Without the pictures, output the records below word for word.

######

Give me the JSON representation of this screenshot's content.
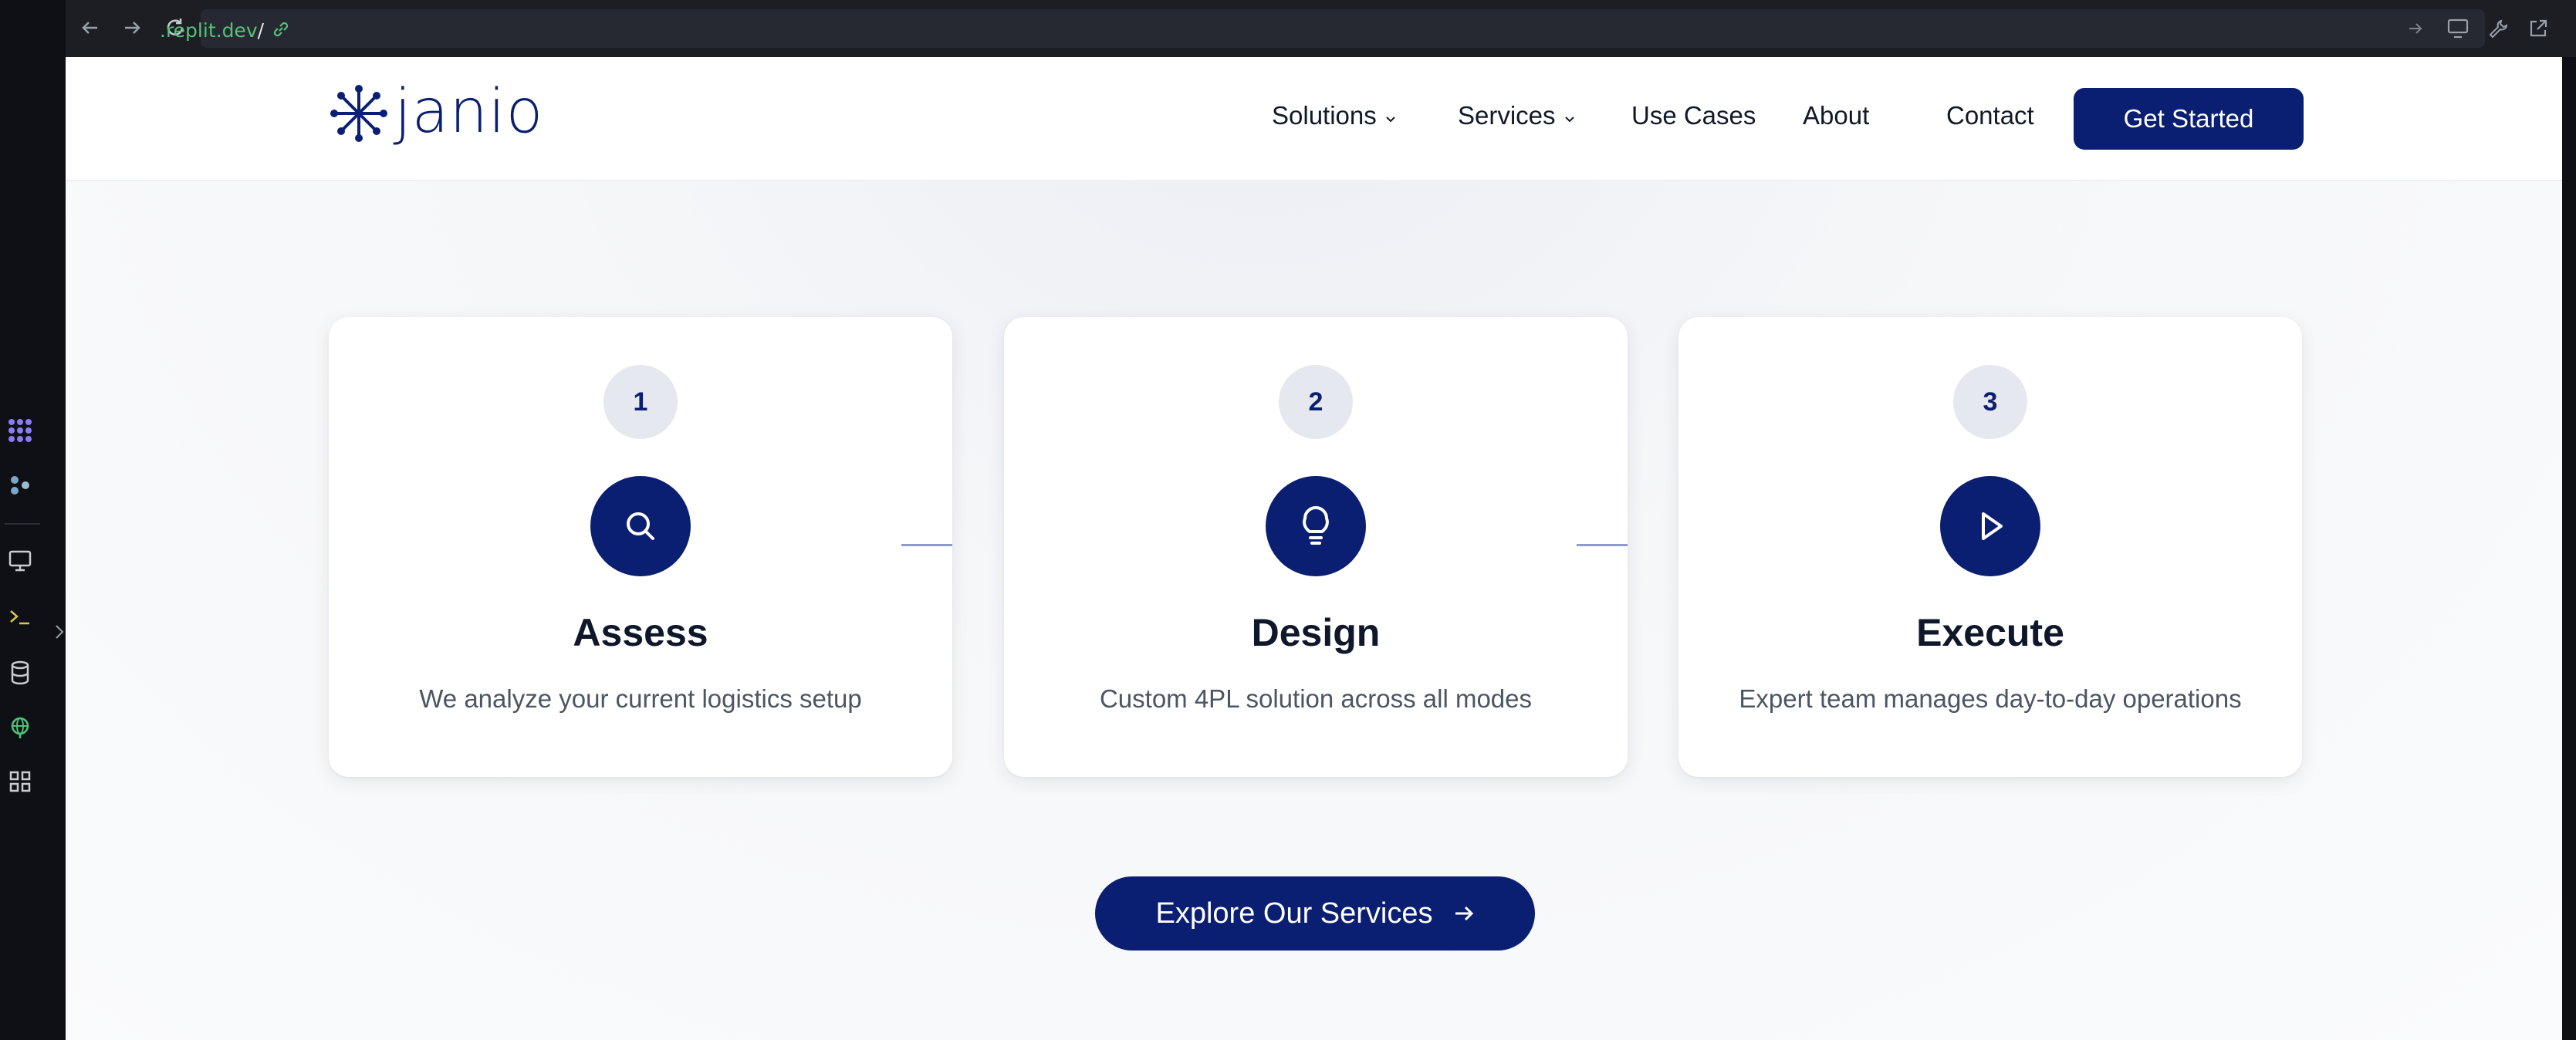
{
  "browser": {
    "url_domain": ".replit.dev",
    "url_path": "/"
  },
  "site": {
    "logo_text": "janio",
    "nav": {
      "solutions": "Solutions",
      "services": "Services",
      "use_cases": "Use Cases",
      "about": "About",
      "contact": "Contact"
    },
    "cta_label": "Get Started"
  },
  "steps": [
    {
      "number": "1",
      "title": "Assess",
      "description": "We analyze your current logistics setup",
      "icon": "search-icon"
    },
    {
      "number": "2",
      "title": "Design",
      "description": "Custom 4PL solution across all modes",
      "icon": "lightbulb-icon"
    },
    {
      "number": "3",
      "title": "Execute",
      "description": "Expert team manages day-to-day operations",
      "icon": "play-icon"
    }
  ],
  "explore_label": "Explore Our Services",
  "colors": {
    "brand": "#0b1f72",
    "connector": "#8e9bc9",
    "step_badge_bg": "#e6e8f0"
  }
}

######

### Solution for this task
Give me the JSON representation of this screenshot's content.
{
  "browser": {
    "url_domain": ".replit.dev",
    "url_path": "/"
  },
  "site": {
    "logo_text": "janio",
    "nav": {
      "solutions": "Solutions",
      "services": "Services",
      "use_cases": "Use Cases",
      "about": "About",
      "contact": "Contact"
    },
    "cta_label": "Get Started"
  },
  "steps": [
    {
      "number": "1",
      "title": "Assess",
      "description": "We analyze your current logistics setup",
      "icon": "search-icon"
    },
    {
      "number": "2",
      "title": "Design",
      "description": "Custom 4PL solution across all modes",
      "icon": "lightbulb-icon"
    },
    {
      "number": "3",
      "title": "Execute",
      "description": "Expert team manages day-to-day operations",
      "icon": "play-icon"
    }
  ],
  "explore_label": "Explore Our Services",
  "colors": {
    "brand": "#0b1f72",
    "connector": "#8e9bc9",
    "step_badge_bg": "#e6e8f0"
  }
}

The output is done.